* [EXERCISE REQUIREMENTS] Switch every occurrence of "footer-separator" to "footer-divider" in the items, and reproduce all the lines with nothing else changed.

Spatial layout items
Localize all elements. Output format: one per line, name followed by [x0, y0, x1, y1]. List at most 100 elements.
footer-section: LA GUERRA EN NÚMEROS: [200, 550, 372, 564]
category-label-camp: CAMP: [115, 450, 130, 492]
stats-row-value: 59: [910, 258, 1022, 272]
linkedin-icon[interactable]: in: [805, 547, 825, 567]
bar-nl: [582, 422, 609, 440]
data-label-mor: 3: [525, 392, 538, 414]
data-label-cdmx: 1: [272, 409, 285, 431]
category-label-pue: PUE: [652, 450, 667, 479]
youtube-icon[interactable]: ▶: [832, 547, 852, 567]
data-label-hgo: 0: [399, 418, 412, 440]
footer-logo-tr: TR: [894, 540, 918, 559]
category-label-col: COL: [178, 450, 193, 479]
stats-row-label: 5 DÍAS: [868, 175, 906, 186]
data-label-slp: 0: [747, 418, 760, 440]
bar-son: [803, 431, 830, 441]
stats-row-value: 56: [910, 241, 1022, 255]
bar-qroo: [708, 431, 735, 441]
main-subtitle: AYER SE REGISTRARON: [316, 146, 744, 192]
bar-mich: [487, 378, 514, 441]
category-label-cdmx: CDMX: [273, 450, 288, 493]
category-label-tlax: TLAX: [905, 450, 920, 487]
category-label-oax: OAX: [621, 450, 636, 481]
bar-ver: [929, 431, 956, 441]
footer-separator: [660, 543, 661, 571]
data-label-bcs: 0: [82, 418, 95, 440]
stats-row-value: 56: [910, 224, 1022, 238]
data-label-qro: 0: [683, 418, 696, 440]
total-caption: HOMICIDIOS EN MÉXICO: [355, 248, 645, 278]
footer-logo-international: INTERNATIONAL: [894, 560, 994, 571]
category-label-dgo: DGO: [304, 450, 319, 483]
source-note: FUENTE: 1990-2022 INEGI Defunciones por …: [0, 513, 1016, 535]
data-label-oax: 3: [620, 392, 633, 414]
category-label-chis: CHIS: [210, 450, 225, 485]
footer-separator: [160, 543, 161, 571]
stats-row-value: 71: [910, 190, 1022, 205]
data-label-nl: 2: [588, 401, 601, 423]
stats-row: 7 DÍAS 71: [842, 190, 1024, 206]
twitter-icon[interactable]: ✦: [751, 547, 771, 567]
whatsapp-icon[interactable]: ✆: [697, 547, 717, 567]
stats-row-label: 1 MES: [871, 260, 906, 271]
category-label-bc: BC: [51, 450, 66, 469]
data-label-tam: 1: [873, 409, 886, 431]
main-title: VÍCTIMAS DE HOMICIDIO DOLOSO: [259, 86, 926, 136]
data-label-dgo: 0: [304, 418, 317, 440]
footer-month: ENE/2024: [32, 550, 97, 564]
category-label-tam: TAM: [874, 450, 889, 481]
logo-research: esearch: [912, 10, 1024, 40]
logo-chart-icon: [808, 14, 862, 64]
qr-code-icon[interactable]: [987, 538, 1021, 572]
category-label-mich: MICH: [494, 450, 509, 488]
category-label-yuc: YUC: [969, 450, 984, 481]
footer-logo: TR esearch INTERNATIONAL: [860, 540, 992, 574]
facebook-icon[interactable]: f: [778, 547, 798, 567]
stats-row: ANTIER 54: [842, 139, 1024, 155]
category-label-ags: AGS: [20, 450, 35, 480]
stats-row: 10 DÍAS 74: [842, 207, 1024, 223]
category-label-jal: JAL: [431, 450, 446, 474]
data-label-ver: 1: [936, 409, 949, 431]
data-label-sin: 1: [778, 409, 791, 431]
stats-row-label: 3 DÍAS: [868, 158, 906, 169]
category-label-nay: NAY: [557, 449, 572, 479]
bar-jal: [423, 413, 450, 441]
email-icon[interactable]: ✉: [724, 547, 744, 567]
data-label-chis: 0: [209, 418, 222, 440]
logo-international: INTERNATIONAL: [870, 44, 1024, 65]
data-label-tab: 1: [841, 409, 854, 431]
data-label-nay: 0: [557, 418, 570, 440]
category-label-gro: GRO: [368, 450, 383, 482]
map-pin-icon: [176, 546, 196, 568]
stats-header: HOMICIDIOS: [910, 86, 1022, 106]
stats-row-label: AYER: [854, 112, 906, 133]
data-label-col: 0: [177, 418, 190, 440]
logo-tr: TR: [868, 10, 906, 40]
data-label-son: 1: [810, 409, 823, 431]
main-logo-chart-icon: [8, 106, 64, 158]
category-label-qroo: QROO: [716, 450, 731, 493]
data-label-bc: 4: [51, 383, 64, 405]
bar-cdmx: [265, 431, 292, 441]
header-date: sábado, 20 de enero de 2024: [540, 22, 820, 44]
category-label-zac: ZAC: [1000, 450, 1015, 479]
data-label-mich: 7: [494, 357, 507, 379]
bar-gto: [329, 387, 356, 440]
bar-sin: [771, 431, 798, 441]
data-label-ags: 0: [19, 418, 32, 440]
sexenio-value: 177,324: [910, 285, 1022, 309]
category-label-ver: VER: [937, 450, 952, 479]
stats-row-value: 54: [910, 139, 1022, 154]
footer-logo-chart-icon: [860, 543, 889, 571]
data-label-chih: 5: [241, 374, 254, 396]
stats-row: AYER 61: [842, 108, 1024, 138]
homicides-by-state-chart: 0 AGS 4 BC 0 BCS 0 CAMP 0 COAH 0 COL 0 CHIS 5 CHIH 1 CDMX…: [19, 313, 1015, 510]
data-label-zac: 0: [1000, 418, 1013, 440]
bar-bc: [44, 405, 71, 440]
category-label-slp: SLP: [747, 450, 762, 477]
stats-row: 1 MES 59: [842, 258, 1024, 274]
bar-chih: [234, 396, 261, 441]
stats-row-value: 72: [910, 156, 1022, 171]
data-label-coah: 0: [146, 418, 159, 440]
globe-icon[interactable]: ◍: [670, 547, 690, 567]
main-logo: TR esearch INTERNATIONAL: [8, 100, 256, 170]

* [OUTPUT FOR THIS TASK]
Localize all elements. Output format: one per line, name followed by [x0, y0, x1, y1]. List at most 100 elements.
footer-section: LA GUERRA EN NÚMEROS: [200, 550, 372, 564]
category-label-camp: CAMP: [115, 450, 130, 492]
stats-row-value: 59: [910, 258, 1022, 272]
linkedin-icon[interactable]: in: [805, 547, 825, 567]
bar-nl: [582, 422, 609, 440]
data-label-mor: 3: [525, 392, 538, 414]
data-label-cdmx: 1: [272, 409, 285, 431]
category-label-pue: PUE: [652, 450, 667, 479]
youtube-icon[interactable]: ▶: [832, 547, 852, 567]
data-label-hgo: 0: [399, 418, 412, 440]
footer-logo-tr: TR: [894, 540, 918, 559]
category-label-col: COL: [178, 450, 193, 479]
stats-row-label: 5 DÍAS: [868, 175, 906, 186]
data-label-slp: 0: [747, 418, 760, 440]
bar-son: [803, 431, 830, 441]
stats-row-value: 56: [910, 241, 1022, 255]
bar-qroo: [708, 431, 735, 441]
main-subtitle: AYER SE REGISTRARON: [316, 146, 744, 192]
bar-mich: [487, 378, 514, 441]
category-label-cdmx: CDMX: [273, 450, 288, 493]
category-label-tlax: TLAX: [905, 450, 920, 487]
category-label-oax: OAX: [621, 450, 636, 481]
bar-ver: [929, 431, 956, 441]
footer-divider: [660, 543, 661, 571]
data-label-bcs: 0: [82, 418, 95, 440]
stats-row-value: 56: [910, 224, 1022, 238]
data-label-qro: 0: [683, 418, 696, 440]
total-caption: HOMICIDIOS EN MÉXICO: [355, 248, 645, 278]
footer-logo-international: INTERNATIONAL: [894, 560, 994, 571]
category-label-dgo: DGO: [304, 450, 319, 483]
source-note: FUENTE: 1990-2022 INEGI Defunciones por …: [0, 513, 1016, 535]
data-label-oax: 3: [620, 392, 633, 414]
category-label-chis: CHIS: [210, 450, 225, 485]
footer-divider: [160, 543, 161, 571]
stats-row-value: 71: [910, 190, 1022, 205]
data-label-nl: 2: [588, 401, 601, 423]
stats-row: 7 DÍAS 71: [842, 190, 1024, 206]
twitter-icon[interactable]: ✦: [751, 547, 771, 567]
whatsapp-icon[interactable]: ✆: [697, 547, 717, 567]
stats-row-label: 1 MES: [871, 260, 906, 271]
category-label-bc: BC: [51, 450, 66, 469]
data-label-tam: 1: [873, 409, 886, 431]
main-title: VÍCTIMAS DE HOMICIDIO DOLOSO: [259, 86, 926, 136]
data-label-dgo: 0: [304, 418, 317, 440]
footer-month: ENE/2024: [32, 550, 97, 564]
category-label-tam: TAM: [874, 450, 889, 481]
logo-research: esearch: [912, 10, 1024, 40]
logo-chart-icon: [808, 14, 862, 64]
qr-code-icon[interactable]: [987, 538, 1021, 572]
category-label-mich: MICH: [494, 450, 509, 488]
category-label-yuc: YUC: [969, 450, 984, 481]
footer-logo: TR esearch INTERNATIONAL: [860, 540, 992, 574]
facebook-icon[interactable]: f: [778, 547, 798, 567]
stats-row: ANTIER 54: [842, 139, 1024, 155]
category-label-ags: AGS: [20, 450, 35, 480]
stats-row: 10 DÍAS 74: [842, 207, 1024, 223]
category-label-jal: JAL: [431, 450, 446, 474]
data-label-ver: 1: [936, 409, 949, 431]
data-label-sin: 1: [778, 409, 791, 431]
stats-row-label: 3 DÍAS: [868, 158, 906, 169]
category-label-nay: NAY: [557, 449, 572, 479]
bar-jal: [423, 413, 450, 441]
email-icon[interactable]: ✉: [724, 547, 744, 567]
data-label-chis: 0: [209, 418, 222, 440]
logo-international: INTERNATIONAL: [870, 44, 1024, 65]
data-label-tab: 1: [841, 409, 854, 431]
data-label-nay: 0: [557, 418, 570, 440]
category-label-gro: GRO: [368, 450, 383, 482]
map-pin-icon: [176, 546, 196, 568]
stats-header: HOMICIDIOS: [910, 86, 1022, 106]
stats-row-label: AYER: [854, 112, 906, 133]
data-label-col: 0: [177, 418, 190, 440]
logo-tr: TR: [868, 10, 906, 40]
data-label-son: 1: [810, 409, 823, 431]
main-logo-chart-icon: [8, 106, 64, 158]
category-label-qroo: QROO: [716, 450, 731, 493]
data-label-bc: 4: [51, 383, 64, 405]
bar-cdmx: [265, 431, 292, 441]
header-date: sábado, 20 de enero de 2024: [540, 22, 820, 44]
category-label-zac: ZAC: [1000, 450, 1015, 479]
data-label-mich: 7: [494, 357, 507, 379]
bar-gto: [329, 387, 356, 440]
bar-sin: [771, 431, 798, 441]
data-label-ags: 0: [19, 418, 32, 440]
sexenio-value: 177,324: [910, 285, 1022, 309]
category-label-ver: VER: [937, 450, 952, 479]
stats-row-value: 54: [910, 139, 1022, 154]
footer-logo-chart-icon: [860, 543, 889, 571]
data-label-chih: 5: [241, 374, 254, 396]
stats-row: AYER 61: [842, 108, 1024, 138]
homicides-by-state-chart: 0 AGS 4 BC 0 BCS 0 CAMP 0 COAH 0 COL 0 CHIS 5 CHIH 1 CDMX…: [19, 313, 1015, 510]
data-label-zac: 0: [1000, 418, 1013, 440]
bar-bc: [44, 405, 71, 440]
category-label-slp: SLP: [747, 450, 762, 477]
stats-row: 1 MES 59: [842, 258, 1024, 274]
bar-chih: [234, 396, 261, 441]
stats-row-value: 72: [910, 156, 1022, 171]
data-label-coah: 0: [146, 418, 159, 440]
globe-icon[interactable]: ◍: [670, 547, 690, 567]
main-logo: TR esearch INTERNATIONAL: [8, 100, 256, 170]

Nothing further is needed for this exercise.